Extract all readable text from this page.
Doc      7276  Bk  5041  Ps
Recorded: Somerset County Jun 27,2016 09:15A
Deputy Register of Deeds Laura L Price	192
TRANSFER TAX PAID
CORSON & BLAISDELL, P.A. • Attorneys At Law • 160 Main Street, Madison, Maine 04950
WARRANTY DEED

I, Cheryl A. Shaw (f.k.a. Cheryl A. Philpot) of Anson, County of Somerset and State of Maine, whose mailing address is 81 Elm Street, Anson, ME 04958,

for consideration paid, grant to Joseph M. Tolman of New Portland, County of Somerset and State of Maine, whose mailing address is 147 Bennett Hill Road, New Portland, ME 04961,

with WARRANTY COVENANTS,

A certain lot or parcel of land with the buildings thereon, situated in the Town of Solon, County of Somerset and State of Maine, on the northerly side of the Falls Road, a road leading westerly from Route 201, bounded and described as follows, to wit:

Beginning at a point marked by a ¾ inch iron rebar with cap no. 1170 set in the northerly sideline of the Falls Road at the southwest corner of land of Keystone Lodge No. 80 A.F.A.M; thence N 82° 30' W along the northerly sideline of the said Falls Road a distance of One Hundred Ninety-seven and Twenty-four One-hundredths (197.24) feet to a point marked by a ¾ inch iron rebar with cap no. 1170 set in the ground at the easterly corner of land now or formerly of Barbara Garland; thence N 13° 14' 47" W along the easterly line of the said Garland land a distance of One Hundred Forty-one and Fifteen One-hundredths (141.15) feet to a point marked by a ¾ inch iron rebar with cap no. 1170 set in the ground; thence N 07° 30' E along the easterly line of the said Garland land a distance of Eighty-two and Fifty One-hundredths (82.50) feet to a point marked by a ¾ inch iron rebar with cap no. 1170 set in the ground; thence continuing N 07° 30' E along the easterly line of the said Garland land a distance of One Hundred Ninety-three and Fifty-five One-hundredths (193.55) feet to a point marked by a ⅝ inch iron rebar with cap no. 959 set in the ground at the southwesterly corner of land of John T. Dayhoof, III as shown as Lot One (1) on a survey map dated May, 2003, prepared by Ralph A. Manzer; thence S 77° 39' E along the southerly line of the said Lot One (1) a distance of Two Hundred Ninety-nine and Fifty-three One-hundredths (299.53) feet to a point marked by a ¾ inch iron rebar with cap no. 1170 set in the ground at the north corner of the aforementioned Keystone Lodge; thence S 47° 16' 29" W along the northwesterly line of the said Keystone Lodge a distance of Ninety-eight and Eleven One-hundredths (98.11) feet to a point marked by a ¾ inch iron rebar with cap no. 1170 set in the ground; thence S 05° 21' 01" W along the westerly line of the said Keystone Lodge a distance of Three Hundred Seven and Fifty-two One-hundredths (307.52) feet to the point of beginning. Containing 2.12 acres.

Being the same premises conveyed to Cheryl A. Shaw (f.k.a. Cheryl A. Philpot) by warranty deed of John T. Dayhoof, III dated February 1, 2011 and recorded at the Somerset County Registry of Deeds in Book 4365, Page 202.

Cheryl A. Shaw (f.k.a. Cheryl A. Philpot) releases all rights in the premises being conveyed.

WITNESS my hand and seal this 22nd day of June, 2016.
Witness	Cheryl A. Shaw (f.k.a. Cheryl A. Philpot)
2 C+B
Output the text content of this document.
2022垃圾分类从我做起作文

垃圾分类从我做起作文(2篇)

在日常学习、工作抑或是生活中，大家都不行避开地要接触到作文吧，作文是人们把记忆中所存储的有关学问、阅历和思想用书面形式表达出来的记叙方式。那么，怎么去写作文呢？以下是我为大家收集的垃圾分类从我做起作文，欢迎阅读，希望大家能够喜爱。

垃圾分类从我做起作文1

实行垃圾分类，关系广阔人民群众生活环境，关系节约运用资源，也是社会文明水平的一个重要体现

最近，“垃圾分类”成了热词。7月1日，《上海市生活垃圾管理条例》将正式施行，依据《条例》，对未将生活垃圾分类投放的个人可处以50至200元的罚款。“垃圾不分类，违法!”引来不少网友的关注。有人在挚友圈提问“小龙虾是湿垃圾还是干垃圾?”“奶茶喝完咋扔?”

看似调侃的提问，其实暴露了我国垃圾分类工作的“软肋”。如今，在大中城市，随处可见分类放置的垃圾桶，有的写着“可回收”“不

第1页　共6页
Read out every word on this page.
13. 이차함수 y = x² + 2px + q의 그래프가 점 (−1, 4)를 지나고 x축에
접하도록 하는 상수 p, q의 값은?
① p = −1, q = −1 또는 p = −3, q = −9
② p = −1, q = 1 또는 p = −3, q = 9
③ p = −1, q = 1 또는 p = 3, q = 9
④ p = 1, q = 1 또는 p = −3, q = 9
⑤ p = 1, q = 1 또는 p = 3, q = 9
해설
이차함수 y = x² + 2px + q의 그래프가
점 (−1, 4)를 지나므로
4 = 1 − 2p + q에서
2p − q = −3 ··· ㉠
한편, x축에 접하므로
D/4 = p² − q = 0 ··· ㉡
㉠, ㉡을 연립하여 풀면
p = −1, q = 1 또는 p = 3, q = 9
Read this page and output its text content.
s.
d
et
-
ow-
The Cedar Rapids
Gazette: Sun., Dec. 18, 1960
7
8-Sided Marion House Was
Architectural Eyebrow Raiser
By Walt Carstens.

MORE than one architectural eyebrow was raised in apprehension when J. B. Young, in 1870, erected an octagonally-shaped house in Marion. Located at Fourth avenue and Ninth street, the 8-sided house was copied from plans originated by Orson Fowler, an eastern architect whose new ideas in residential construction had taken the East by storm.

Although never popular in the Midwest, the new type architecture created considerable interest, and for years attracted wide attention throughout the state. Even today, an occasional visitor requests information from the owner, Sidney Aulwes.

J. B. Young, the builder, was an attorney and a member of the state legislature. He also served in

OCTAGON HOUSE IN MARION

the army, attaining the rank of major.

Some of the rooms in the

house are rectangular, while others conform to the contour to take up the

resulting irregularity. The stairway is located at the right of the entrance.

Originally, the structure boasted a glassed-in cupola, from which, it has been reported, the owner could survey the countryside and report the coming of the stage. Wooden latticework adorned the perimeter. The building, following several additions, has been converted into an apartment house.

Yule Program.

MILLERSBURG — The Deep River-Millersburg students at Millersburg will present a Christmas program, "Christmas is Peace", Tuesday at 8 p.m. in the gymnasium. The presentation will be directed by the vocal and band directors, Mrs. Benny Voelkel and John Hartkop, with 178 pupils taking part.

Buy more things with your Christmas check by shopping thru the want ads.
● ● ● ● ●
- [Short problem]: Copy every record exactly, with nothing added or dropped.

- [Final answer]:
Extract all readable text from this page.
Doc      7276  Bk  5041  Ps
Recorded: Somerset County Jun 27,2016 09:15A
Deputy Register of Deeds Laura L Price	192
TRANSFER TAX PAID
CORSON & BLAISDELL, P.A. • Attorneys At Law • 160 Main Street, Madison, Maine 04950
WARRANTY DEED

I, Cheryl A. Shaw (f.k.a. Cheryl A. Philpot) of Anson, County of Somerset and State of Maine, whose mailing address is 81 Elm Street, Anson, ME 04958,

for consideration paid, grant to Joseph M. Tolman of New Portland, County of Somerset and State of Maine, whose mailing address is 147 Bennett Hill Road, New Portland, ME 04961,

with WARRANTY COVENANTS,

A certain lot or parcel of land with the buildings thereon, situated in the Town of Solon, County of Somerset and State of Maine, on the northerly side of the Falls Road, a road leading westerly from Route 201, bounded and described as follows, to wit:

Beginning at a point marked by a ¾ inch iron rebar with cap no. 1170 set in the northerly sideline of the Falls Road at the southwest corner of land of Keystone Lodge No. 80 A.F.A.M; thence N 82° 30' W along the northerly sideline of the said Falls Road a distance of One Hundred Ninety-seven and Twenty-four One-hundredths (197.24) feet to a point marked by a ¾ inch iron rebar with cap no. 1170 set in the ground at the easterly corner of land now or formerly of Barbara Garland; thence N 13° 14' 47" W along the easterly line of the said Garland land a distance of One Hundred Forty-one and Fifteen One-hundredths (141.15) feet to a point marked by a ¾ inch iron rebar with cap no. 1170 set in the ground; thence N 07° 30' E along the easterly line of the said Garland land a distance of Eighty-two and Fifty One-hundredths (82.50) feet to a point marked by a ¾ inch iron rebar with cap no. 1170 set in the ground; thence continuing N 07° 30' E along the easterly line of the said Garland land a distance of One Hundred Ninety-three and Fifty-five One-hundredths (193.55) feet to a point marked by a ⅝ inch iron rebar with cap no. 959 set in the ground at the southwesterly corner of land of John T. Dayhoof, III as shown as Lot One (1) on a survey map dated May, 2003, prepared by Ralph A. Manzer; thence S 77° 39' E along the southerly line of the said Lot One (1) a distance of Two Hundred Ninety-nine and Fifty-three One-hundredths (299.53) feet to a point marked by a ¾ inch iron rebar with cap no. 1170 set in the ground at the north corner of the aforementioned Keystone Lodge; thence S 47° 16' 29" W along the northwesterly line of the said Keystone Lodge a distance of Ninety-eight and Eleven One-hundredths (98.11) feet to a point marked by a ¾ inch iron rebar with cap no. 1170 set in the ground; thence S 05° 21' 01" W along the westerly line of the said Keystone Lodge a distance of Three Hundred Seven and Fifty-two One-hundredths (307.52) feet to the point of beginning. Containing 2.12 acres.

Being the same premises conveyed to Cheryl A. Shaw (f.k.a. Cheryl A. Philpot) by warranty deed of John T. Dayhoof, III dated February 1, 2011 and recorded at the Somerset County Registry of Deeds in Book 4365, Page 202.

Cheryl A. Shaw (f.k.a. Cheryl A. Philpot) releases all rights in the premises being conveyed.

WITNESS my hand and seal this 22nd day of June, 2016.
Witness	Cheryl A. Shaw (f.k.a. Cheryl A. Philpot)
2 C+B
Output the text content of this document.
2022垃圾分类从我做起作文

垃圾分类从我做起作文(2篇)

在日常学习、工作抑或是生活中，大家都不行避开地要接触到作文吧，作文是人们把记忆中所存储的有关学问、阅历和思想用书面形式表达出来的记叙方式。那么，怎么去写作文呢？以下是我为大家收集的垃圾分类从我做起作文，欢迎阅读，希望大家能够喜爱。

垃圾分类从我做起作文1

实行垃圾分类，关系广阔人民群众生活环境，关系节约运用资源，也是社会文明水平的一个重要体现

最近，“垃圾分类”成了热词。7月1日，《上海市生活垃圾管理条例》将正式施行，依据《条例》，对未将生活垃圾分类投放的个人可处以50至200元的罚款。“垃圾不分类，违法!”引来不少网友的关注。有人在挚友圈提问“小龙虾是湿垃圾还是干垃圾?”“奶茶喝完咋扔?”

看似调侃的提问，其实暴露了我国垃圾分类工作的“软肋”。如今，在大中城市，随处可见分类放置的垃圾桶，有的写着“可回收”“不

第1页　共6页
Read out every word on this page.
13. 이차함수 y = x² + 2px + q의 그래프가 점 (−1, 4)를 지나고 x축에
접하도록 하는 상수 p, q의 값은?
① p = −1, q = −1 또는 p = −3, q = −9
② p = −1, q = 1 또는 p = −3, q = 9
③ p = −1, q = 1 또는 p = 3, q = 9
④ p = 1, q = 1 또는 p = −3, q = 9
⑤ p = 1, q = 1 또는 p = 3, q = 9
해설
이차함수 y = x² + 2px + q의 그래프가
점 (−1, 4)를 지나므로
4 = 1 − 2p + q에서
2p − q = −3 ··· ㉠
한편, x축에 접하므로
D/4 = p² − q = 0 ··· ㉡
㉠, ㉡을 연립하여 풀면
p = −1, q = 1 또는 p = 3, q = 9
Read this page and output its text content.
s.
d
et
-
ow-
The Cedar Rapids
Gazette: Sun., Dec. 18, 1960
7
8-Sided Marion House Was
Architectural Eyebrow Raiser
By Walt Carstens.

MORE than one architectural eyebrow was raised in apprehension when J. B. Young, in 1870, erected an octagonally-shaped house in Marion. Located at Fourth avenue and Ninth street, the 8-sided house was copied from plans originated by Orson Fowler, an eastern architect whose new ideas in residential construction had taken the East by storm.

Although never popular in the Midwest, the new type architecture created considerable interest, and for years attracted wide attention throughout the state. Even today, an occasional visitor requests information from the owner, Sidney Aulwes.

J. B. Young, the builder, was an attorney and a member of the state legislature. He also served in

OCTAGON HOUSE IN MARION

the army, attaining the rank of major.

Some of the rooms in the

house are rectangular, while others conform to the contour to take up the

resulting irregularity. The stairway is located at the right of the entrance.

Originally, the structure boasted a glassed-in cupola, from which, it has been reported, the owner could survey the countryside and report the coming of the stage. Wooden latticework adorned the perimeter. The building, following several additions, has been converted into an apartment house.

Yule Program.

MILLERSBURG — The Deep River-Millersburg students at Millersburg will present a Christmas program, "Christmas is Peace", Tuesday at 8 p.m. in the gymnasium. The presentation will be directed by the vocal and band directors, Mrs. Benny Voelkel and John Hartkop, with 178 pupils taking part.

Buy more things with your Christmas check by shopping thru the want ads.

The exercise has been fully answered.